-- START Record extracts --

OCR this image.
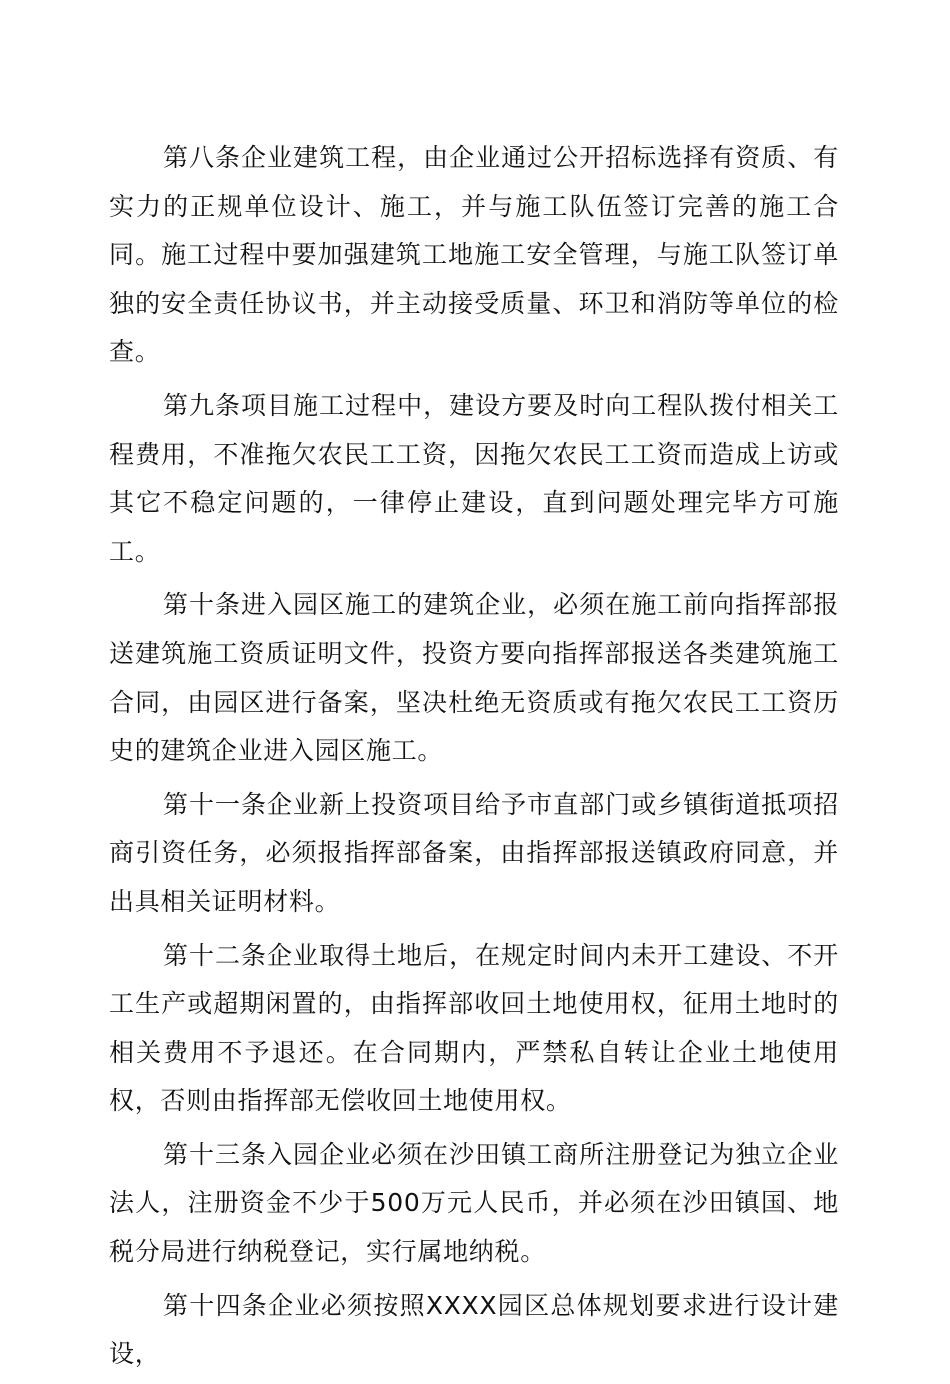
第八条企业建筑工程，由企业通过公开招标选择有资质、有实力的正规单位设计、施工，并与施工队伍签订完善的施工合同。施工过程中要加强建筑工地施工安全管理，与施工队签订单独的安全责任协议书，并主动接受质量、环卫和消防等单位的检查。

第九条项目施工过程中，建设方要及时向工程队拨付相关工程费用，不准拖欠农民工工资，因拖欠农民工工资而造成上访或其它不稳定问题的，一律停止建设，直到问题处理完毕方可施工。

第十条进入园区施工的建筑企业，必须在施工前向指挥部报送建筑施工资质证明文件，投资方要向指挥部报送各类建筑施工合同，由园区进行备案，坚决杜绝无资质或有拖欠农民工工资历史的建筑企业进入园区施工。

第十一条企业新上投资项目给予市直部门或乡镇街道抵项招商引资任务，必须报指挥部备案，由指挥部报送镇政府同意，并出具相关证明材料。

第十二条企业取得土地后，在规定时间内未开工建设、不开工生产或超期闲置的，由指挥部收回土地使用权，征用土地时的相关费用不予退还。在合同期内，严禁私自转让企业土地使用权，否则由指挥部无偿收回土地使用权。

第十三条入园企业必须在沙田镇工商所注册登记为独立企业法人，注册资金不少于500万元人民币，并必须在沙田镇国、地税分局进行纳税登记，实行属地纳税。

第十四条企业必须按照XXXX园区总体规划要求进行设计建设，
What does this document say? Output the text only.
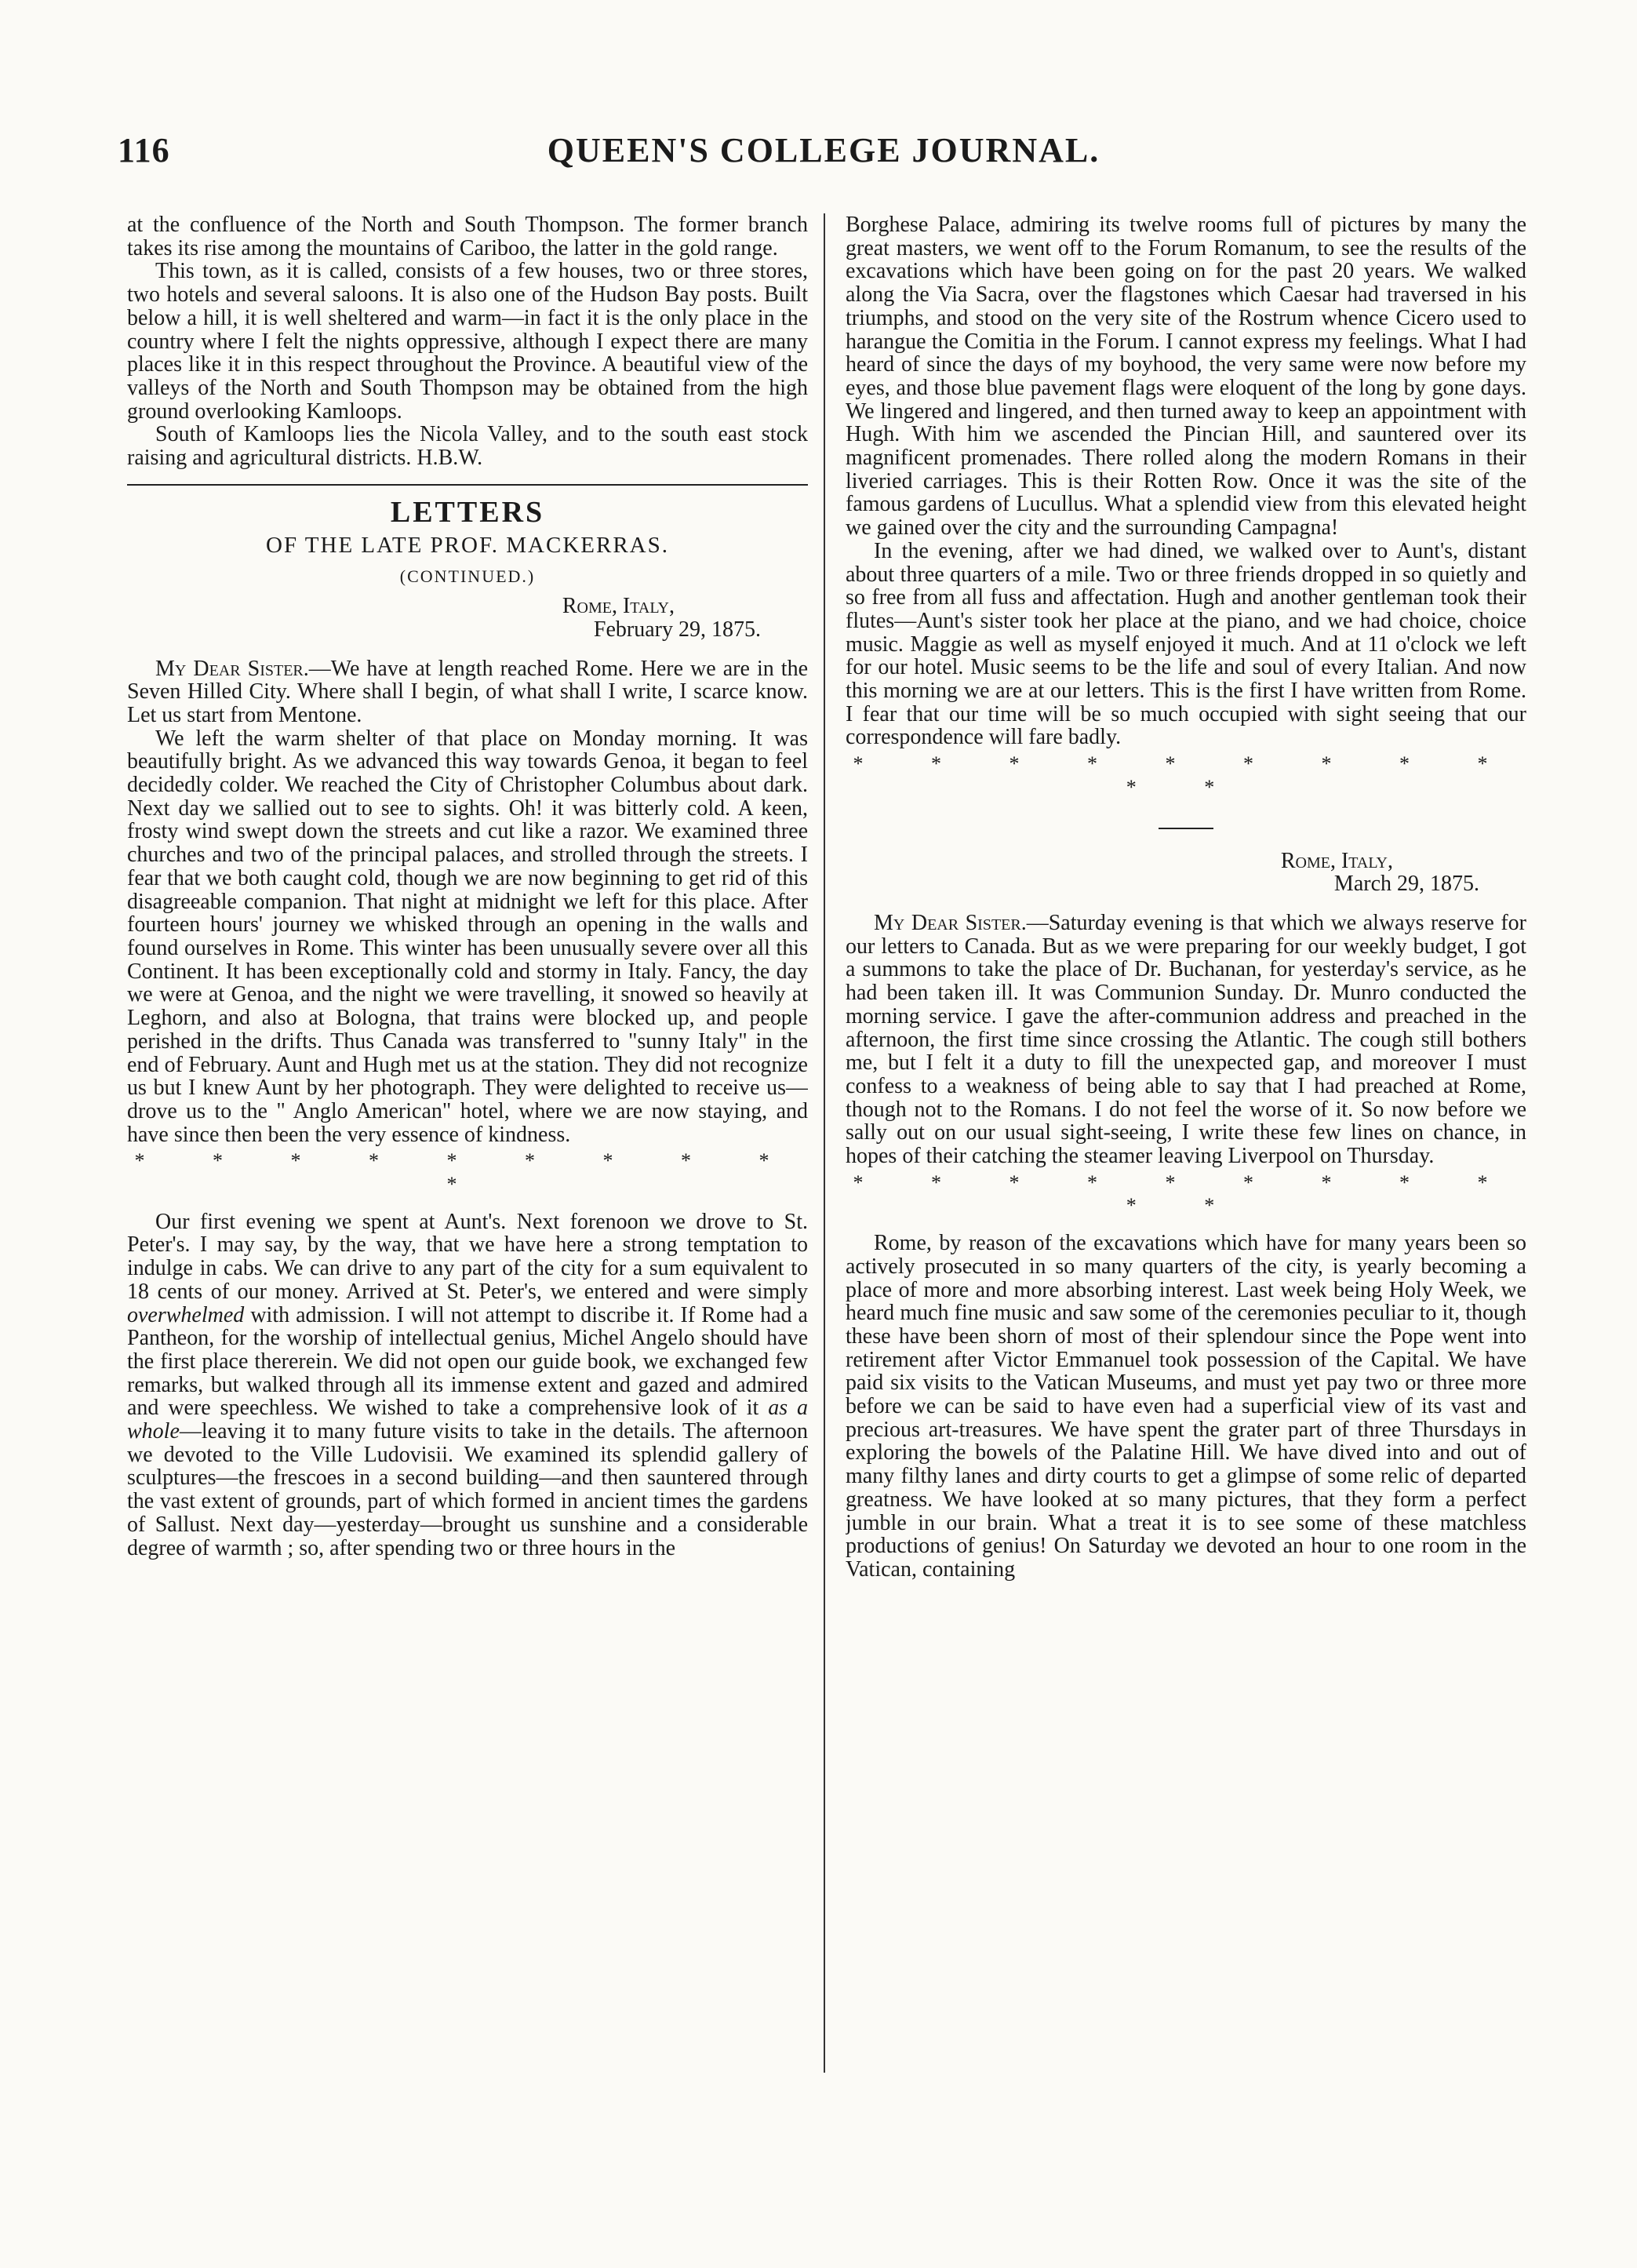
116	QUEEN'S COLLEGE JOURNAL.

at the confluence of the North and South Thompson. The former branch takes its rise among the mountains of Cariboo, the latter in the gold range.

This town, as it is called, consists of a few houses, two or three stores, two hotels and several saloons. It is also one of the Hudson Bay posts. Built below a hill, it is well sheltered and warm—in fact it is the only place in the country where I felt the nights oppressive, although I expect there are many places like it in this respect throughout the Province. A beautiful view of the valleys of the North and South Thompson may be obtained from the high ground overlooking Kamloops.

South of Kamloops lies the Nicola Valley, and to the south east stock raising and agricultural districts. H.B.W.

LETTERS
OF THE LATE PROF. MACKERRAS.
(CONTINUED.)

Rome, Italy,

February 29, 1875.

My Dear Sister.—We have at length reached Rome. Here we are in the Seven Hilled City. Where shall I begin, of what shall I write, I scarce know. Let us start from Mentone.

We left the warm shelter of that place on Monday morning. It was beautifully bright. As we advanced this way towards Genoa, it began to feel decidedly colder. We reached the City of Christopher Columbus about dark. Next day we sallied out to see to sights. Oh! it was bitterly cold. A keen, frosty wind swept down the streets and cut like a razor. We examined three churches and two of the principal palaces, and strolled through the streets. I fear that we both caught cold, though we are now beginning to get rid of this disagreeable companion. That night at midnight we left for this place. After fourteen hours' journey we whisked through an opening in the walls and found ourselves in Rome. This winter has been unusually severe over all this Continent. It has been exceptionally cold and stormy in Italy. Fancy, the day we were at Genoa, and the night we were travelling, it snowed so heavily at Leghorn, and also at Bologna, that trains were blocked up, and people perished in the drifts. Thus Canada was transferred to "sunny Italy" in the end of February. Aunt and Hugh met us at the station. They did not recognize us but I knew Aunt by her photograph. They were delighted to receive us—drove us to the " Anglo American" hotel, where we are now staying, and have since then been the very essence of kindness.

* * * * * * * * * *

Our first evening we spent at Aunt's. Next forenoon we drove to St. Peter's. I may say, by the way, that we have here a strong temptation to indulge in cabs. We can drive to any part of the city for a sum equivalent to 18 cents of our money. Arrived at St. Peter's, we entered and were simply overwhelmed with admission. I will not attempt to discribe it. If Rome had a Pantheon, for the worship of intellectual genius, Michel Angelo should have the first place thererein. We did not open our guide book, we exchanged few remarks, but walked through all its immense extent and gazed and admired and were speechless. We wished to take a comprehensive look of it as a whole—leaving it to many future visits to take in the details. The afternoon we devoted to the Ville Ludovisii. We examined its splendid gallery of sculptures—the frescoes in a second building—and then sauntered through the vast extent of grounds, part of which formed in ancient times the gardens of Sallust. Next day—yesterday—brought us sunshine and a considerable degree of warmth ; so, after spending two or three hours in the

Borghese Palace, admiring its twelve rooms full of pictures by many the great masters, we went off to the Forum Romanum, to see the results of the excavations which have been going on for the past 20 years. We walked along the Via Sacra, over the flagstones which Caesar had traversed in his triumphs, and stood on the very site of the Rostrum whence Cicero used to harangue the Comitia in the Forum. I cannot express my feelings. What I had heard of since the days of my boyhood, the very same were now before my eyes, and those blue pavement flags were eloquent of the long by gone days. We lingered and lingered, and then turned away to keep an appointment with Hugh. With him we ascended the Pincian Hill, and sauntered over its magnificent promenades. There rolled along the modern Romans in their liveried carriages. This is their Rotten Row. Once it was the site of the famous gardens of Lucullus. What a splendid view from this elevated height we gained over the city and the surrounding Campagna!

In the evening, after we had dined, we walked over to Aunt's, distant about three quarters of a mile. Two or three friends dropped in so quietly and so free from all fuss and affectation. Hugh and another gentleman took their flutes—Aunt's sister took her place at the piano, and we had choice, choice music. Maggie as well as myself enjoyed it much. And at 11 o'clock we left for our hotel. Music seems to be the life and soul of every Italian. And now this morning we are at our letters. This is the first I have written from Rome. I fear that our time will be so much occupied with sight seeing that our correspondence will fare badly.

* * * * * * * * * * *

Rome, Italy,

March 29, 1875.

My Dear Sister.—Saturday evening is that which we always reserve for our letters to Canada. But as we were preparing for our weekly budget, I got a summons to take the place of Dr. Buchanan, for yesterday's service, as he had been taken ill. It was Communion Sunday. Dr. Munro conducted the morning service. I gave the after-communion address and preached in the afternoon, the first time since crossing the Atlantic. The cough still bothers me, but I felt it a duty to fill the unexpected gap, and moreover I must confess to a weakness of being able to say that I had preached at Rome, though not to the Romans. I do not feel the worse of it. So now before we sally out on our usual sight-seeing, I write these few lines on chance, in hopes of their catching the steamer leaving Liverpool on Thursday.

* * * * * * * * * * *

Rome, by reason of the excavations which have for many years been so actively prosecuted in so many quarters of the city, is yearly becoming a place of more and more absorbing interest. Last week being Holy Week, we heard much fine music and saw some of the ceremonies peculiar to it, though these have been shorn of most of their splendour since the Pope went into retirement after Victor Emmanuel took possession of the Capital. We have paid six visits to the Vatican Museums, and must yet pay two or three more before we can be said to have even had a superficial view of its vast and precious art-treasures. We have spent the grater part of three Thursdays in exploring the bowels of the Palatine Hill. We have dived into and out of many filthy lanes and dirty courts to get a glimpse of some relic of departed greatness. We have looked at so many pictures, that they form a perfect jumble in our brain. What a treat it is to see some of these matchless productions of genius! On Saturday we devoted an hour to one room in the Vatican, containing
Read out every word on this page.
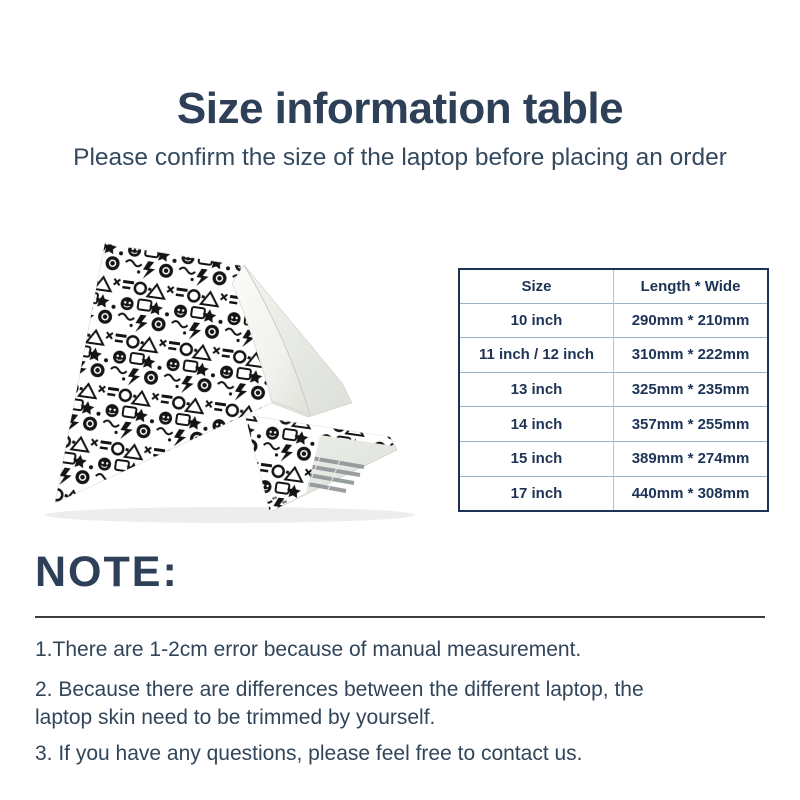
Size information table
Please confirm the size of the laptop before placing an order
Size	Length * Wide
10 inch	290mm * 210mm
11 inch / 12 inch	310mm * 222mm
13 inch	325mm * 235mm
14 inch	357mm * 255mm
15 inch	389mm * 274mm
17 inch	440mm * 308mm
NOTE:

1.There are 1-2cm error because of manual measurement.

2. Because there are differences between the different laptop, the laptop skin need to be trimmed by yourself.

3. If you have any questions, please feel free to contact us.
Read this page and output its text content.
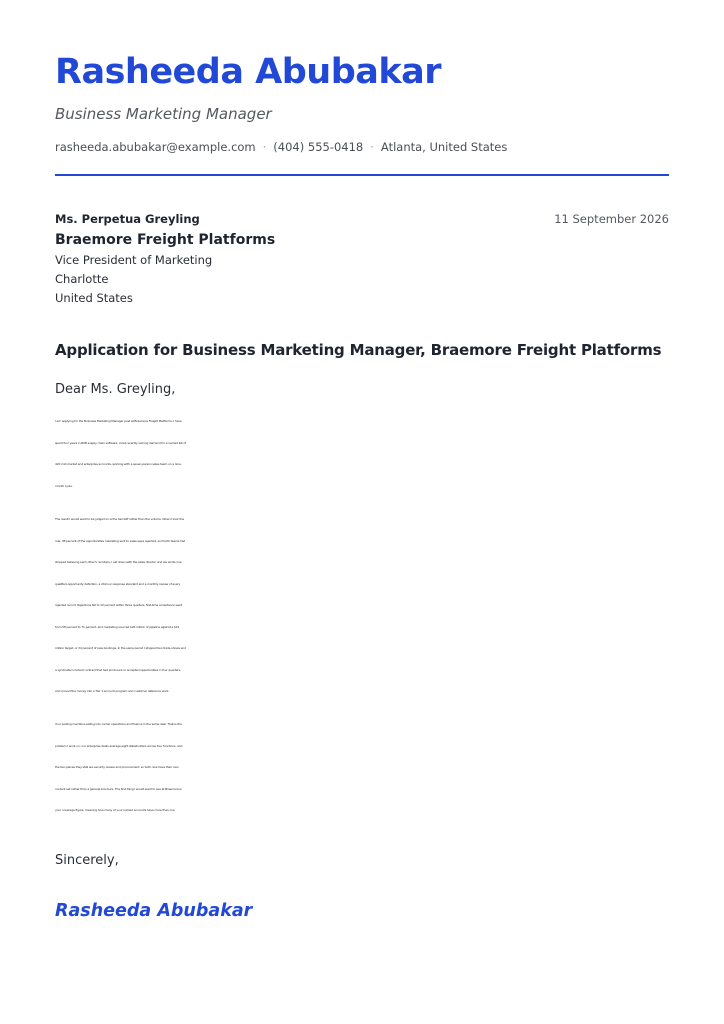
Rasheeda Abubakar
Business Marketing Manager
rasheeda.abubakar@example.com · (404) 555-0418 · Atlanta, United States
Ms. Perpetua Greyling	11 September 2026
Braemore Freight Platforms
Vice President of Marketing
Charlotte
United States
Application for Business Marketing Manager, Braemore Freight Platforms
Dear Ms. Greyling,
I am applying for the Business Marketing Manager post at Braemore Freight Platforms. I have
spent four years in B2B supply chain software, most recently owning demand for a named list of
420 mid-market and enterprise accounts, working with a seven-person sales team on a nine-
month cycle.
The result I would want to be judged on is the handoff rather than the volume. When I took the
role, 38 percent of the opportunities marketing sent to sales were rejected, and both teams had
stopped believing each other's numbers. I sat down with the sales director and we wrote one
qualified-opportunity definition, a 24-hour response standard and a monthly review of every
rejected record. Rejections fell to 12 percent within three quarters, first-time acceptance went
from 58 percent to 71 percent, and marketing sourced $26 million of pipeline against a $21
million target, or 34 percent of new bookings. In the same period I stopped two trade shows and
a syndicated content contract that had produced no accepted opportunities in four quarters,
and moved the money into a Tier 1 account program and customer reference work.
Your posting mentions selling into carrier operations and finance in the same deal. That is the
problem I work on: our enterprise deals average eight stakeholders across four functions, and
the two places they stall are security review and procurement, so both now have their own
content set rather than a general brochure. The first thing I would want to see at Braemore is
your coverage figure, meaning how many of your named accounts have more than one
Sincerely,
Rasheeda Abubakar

-- END Record extracts --

Tally the lines of the records holding the word "rather", then give only the resulting number.

§ Exercise solution: 2